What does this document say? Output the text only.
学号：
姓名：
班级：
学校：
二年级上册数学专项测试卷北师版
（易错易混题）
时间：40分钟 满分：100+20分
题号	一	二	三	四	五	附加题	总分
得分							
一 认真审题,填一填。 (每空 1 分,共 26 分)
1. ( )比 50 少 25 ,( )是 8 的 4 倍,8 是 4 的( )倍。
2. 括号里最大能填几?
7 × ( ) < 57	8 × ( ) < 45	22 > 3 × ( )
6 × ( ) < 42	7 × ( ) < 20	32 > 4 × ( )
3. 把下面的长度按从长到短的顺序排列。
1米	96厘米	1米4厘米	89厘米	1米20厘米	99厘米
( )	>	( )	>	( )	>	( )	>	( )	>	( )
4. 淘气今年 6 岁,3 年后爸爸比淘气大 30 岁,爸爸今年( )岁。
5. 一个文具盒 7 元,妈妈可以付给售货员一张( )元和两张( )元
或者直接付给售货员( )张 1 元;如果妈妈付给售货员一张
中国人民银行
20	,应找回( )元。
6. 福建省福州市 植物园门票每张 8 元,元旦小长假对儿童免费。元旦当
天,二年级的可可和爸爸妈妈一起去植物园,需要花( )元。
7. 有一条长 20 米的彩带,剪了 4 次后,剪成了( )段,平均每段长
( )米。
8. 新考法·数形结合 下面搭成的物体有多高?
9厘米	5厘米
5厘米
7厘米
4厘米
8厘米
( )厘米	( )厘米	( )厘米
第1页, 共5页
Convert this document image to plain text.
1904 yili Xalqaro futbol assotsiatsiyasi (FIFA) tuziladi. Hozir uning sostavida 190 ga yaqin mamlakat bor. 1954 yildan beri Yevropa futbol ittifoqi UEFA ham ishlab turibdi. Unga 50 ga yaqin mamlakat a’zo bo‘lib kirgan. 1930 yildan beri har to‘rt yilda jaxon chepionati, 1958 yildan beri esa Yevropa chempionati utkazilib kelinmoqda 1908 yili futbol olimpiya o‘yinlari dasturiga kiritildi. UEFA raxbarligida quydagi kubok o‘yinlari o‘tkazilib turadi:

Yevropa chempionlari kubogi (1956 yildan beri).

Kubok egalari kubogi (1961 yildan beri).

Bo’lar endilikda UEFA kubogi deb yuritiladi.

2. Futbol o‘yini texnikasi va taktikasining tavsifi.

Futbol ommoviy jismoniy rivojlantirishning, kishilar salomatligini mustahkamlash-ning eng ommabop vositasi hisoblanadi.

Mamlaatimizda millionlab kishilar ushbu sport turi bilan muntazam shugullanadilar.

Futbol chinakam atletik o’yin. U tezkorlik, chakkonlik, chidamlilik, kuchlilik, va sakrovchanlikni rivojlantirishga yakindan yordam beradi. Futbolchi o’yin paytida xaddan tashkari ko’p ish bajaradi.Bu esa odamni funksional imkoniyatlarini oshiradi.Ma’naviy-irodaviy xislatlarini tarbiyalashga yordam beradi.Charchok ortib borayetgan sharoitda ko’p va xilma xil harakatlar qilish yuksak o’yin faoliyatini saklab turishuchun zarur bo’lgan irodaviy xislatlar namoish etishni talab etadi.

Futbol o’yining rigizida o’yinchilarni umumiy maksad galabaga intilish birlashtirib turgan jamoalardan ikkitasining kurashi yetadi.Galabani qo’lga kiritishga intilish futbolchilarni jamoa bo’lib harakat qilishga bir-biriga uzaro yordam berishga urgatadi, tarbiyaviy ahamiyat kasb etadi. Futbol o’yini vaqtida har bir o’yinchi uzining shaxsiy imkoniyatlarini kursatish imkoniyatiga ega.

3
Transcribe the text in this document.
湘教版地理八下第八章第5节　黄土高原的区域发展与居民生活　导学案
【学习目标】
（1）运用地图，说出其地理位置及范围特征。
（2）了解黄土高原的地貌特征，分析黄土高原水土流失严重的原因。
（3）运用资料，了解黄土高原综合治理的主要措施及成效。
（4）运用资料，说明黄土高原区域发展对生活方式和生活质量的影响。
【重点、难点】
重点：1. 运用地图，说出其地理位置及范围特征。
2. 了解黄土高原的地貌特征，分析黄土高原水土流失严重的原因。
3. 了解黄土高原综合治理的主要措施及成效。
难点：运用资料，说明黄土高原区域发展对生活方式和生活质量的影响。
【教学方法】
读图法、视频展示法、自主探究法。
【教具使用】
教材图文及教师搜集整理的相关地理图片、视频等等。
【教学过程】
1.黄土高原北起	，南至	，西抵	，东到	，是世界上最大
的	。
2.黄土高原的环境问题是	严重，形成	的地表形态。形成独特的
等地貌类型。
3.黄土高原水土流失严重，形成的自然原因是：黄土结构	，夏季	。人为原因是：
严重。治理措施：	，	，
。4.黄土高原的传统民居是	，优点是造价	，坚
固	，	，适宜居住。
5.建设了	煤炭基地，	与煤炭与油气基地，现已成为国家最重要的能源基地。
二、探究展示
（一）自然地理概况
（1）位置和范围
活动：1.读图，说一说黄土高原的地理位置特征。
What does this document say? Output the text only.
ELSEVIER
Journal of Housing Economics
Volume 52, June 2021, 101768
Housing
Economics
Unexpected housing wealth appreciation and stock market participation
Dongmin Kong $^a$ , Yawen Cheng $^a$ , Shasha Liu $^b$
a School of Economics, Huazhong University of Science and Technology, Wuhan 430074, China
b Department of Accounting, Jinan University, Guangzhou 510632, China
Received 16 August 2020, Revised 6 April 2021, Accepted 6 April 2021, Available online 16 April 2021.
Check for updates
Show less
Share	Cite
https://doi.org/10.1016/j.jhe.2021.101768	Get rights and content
--------------------
YOUR INSTRUCTIONS: Print the records above exactly as they appear.

RESPONSE TO THE TASK:
What does this document say? Output the text only.
学号：
姓名：
班级：
学校：
二年级上册数学专项测试卷北师版
（易错易混题）
时间：40分钟 满分：100+20分
题号	一	二	三	四	五	附加题	总分
得分							
一 认真审题,填一填。 (每空 1 分,共 26 分)
1. ( )比 50 少 25 ,( )是 8 的 4 倍,8 是 4 的( )倍。
2. 括号里最大能填几?
7 × ( ) < 57	8 × ( ) < 45	22 > 3 × ( )
6 × ( ) < 42	7 × ( ) < 20	32 > 4 × ( )
3. 把下面的长度按从长到短的顺序排列。
1米	96厘米	1米4厘米	89厘米	1米20厘米	99厘米
( )	>	( )	>	( )	>	( )	>	( )	>	( )
4. 淘气今年 6 岁,3 年后爸爸比淘气大 30 岁,爸爸今年( )岁。
5. 一个文具盒 7 元,妈妈可以付给售货员一张( )元和两张( )元
或者直接付给售货员( )张 1 元;如果妈妈付给售货员一张
中国人民银行
20	,应找回( )元。
6. 福建省福州市 植物园门票每张 8 元,元旦小长假对儿童免费。元旦当
天,二年级的可可和爸爸妈妈一起去植物园,需要花( )元。
7. 有一条长 20 米的彩带,剪了 4 次后,剪成了( )段,平均每段长
( )米。
8. 新考法·数形结合 下面搭成的物体有多高?
9厘米	5厘米
5厘米
7厘米
4厘米
8厘米
( )厘米	( )厘米	( )厘米
第1页, 共5页
Convert this document image to plain text.
1904 yili Xalqaro futbol assotsiatsiyasi (FIFA) tuziladi. Hozir uning sostavida 190 ga yaqin mamlakat bor. 1954 yildan beri Yevropa futbol ittifoqi UEFA ham ishlab turibdi. Unga 50 ga yaqin mamlakat a’zo bo‘lib kirgan. 1930 yildan beri har to‘rt yilda jaxon chepionati, 1958 yildan beri esa Yevropa chempionati utkazilib kelinmoqda 1908 yili futbol olimpiya o‘yinlari dasturiga kiritildi. UEFA raxbarligida quydagi kubok o‘yinlari o‘tkazilib turadi:

Yevropa chempionlari kubogi (1956 yildan beri).

Kubok egalari kubogi (1961 yildan beri).

Bo’lar endilikda UEFA kubogi deb yuritiladi.

2. Futbol o‘yini texnikasi va taktikasining tavsifi.

Futbol ommoviy jismoniy rivojlantirishning, kishilar salomatligini mustahkamlash-ning eng ommabop vositasi hisoblanadi.

Mamlaatimizda millionlab kishilar ushbu sport turi bilan muntazam shugullanadilar.

Futbol chinakam atletik o’yin. U tezkorlik, chakkonlik, chidamlilik, kuchlilik, va sakrovchanlikni rivojlantirishga yakindan yordam beradi. Futbolchi o’yin paytida xaddan tashkari ko’p ish bajaradi.Bu esa odamni funksional imkoniyatlarini oshiradi.Ma’naviy-irodaviy xislatlarini tarbiyalashga yordam beradi.Charchok ortib borayetgan sharoitda ko’p va xilma xil harakatlar qilish yuksak o’yin faoliyatini saklab turishuchun zarur bo’lgan irodaviy xislatlar namoish etishni talab etadi.

Futbol o’yining rigizida o’yinchilarni umumiy maksad galabaga intilish birlashtirib turgan jamoalardan ikkitasining kurashi yetadi.Galabani qo’lga kiritishga intilish futbolchilarni jamoa bo’lib harakat qilishga bir-biriga uzaro yordam berishga urgatadi, tarbiyaviy ahamiyat kasb etadi. Futbol o’yini vaqtida har bir o’yinchi uzining shaxsiy imkoniyatlarini kursatish imkoniyatiga ega.

3
Transcribe the text in this document.
湘教版地理八下第八章第5节　黄土高原的区域发展与居民生活　导学案
【学习目标】
（1）运用地图，说出其地理位置及范围特征。
（2）了解黄土高原的地貌特征，分析黄土高原水土流失严重的原因。
（3）运用资料，了解黄土高原综合治理的主要措施及成效。
（4）运用资料，说明黄土高原区域发展对生活方式和生活质量的影响。
【重点、难点】
重点：1. 运用地图，说出其地理位置及范围特征。
2. 了解黄土高原的地貌特征，分析黄土高原水土流失严重的原因。
3. 了解黄土高原综合治理的主要措施及成效。
难点：运用资料，说明黄土高原区域发展对生活方式和生活质量的影响。
【教学方法】
读图法、视频展示法、自主探究法。
【教具使用】
教材图文及教师搜集整理的相关地理图片、视频等等。
【教学过程】
1.黄土高原北起	，南至	，西抵	，东到	，是世界上最大
的	。
2.黄土高原的环境问题是	严重，形成	的地表形态。形成独特的
等地貌类型。
3.黄土高原水土流失严重，形成的自然原因是：黄土结构	，夏季	。人为原因是：
严重。治理措施：	，	，
。4.黄土高原的传统民居是	，优点是造价	，坚
固	，	，适宜居住。
5.建设了	煤炭基地，	与煤炭与油气基地，现已成为国家最重要的能源基地。
二、探究展示
（一）自然地理概况
（1）位置和范围
活动：1.读图，说一说黄土高原的地理位置特征。
What does this document say? Output the text only.
ELSEVIER
Journal of Housing Economics
Volume 52, June 2021, 101768
Housing
Economics
Unexpected housing wealth appreciation and stock market participation
Dongmin Kong $^a$ , Yawen Cheng $^a$ , Shasha Liu $^b$
a School of Economics, Huazhong University of Science and Technology, Wuhan 430074, China
b Department of Accounting, Jinan University, Guangzhou 510632, China
Received 16 August 2020, Revised 6 April 2021, Accepted 6 April 2021, Available online 16 April 2021.
Check for updates
Show less
Share	Cite
https://doi.org/10.1016/j.jhe.2021.101768	Get rights and content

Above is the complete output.